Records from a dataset
* * *
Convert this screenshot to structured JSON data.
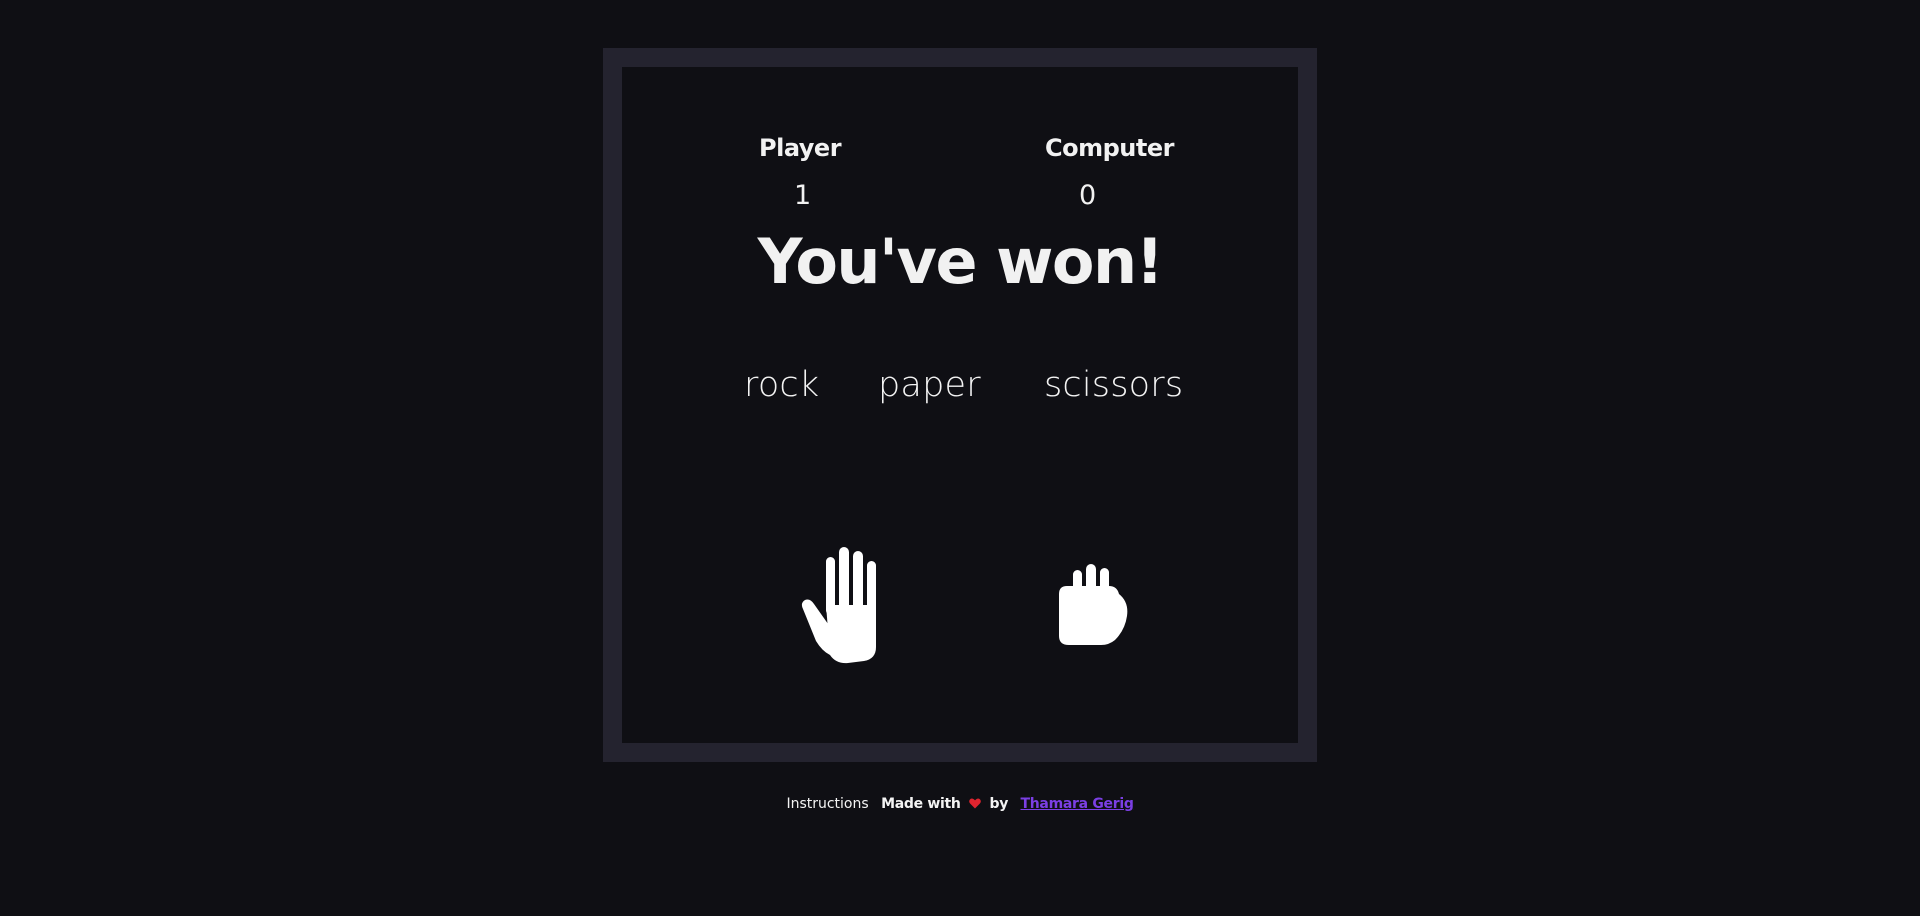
{
  "scoreboard": {
    "player_label": "Player",
    "computer_label": "Computer",
    "player_score": "1",
    "computer_score": "0"
  },
  "result_text": "You've won!",
  "choices": [
    {
      "label": "rock"
    },
    {
      "label": "paper"
    },
    {
      "label": "scissors"
    }
  ],
  "hands": {
    "player": "paper-hand-icon",
    "computer": "rock-hand-icon"
  },
  "footer": {
    "instructions_label": "Instructions",
    "made_with": "Made with",
    "by": "by",
    "author": "Thamara Gerig",
    "heart_color": "#e0242f",
    "link_color": "#7b3fe4"
  },
  "colors": {
    "background": "#0f0f14",
    "frame": "#24232f",
    "text": "#f2f2f2"
  }
}
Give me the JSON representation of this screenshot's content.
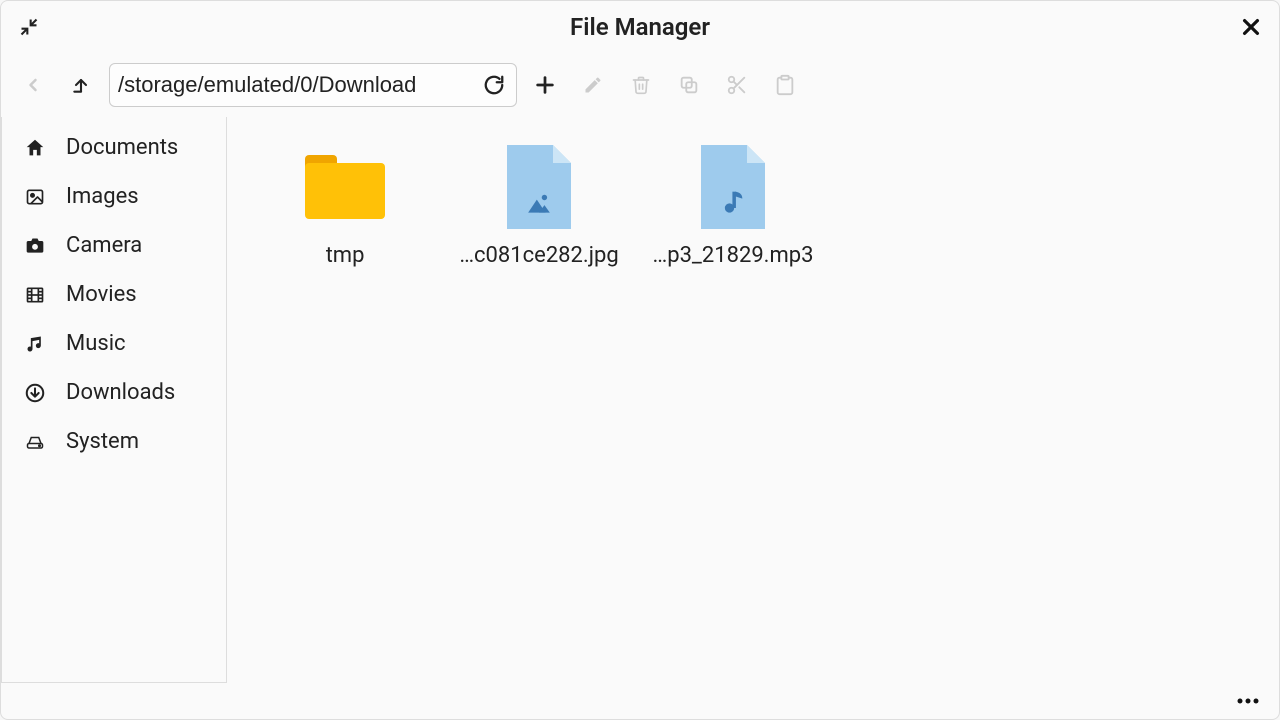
* * *
What you are asked to do:
All of the entries above should be copied exactly, except for the pictures.

Answer to this exercise:
Convert this screenshot to structured JSON data.
{
  "scoreboard": {
    "player_label": "Player",
    "computer_label": "Computer",
    "player_score": "1",
    "computer_score": "0"
  },
  "result_text": "You've won!",
  "choices": [
    {
      "label": "rock"
    },
    {
      "label": "paper"
    },
    {
      "label": "scissors"
    }
  ],
  "hands": {
    "player": "paper-hand-icon",
    "computer": "rock-hand-icon"
  },
  "footer": {
    "instructions_label": "Instructions",
    "made_with": "Made with",
    "by": "by",
    "author": "Thamara Gerig",
    "heart_color": "#e0242f",
    "link_color": "#7b3fe4"
  },
  "colors": {
    "background": "#0f0f14",
    "frame": "#24232f",
    "text": "#f2f2f2"
  }
}
Give me the JSON representation of this screenshot's content.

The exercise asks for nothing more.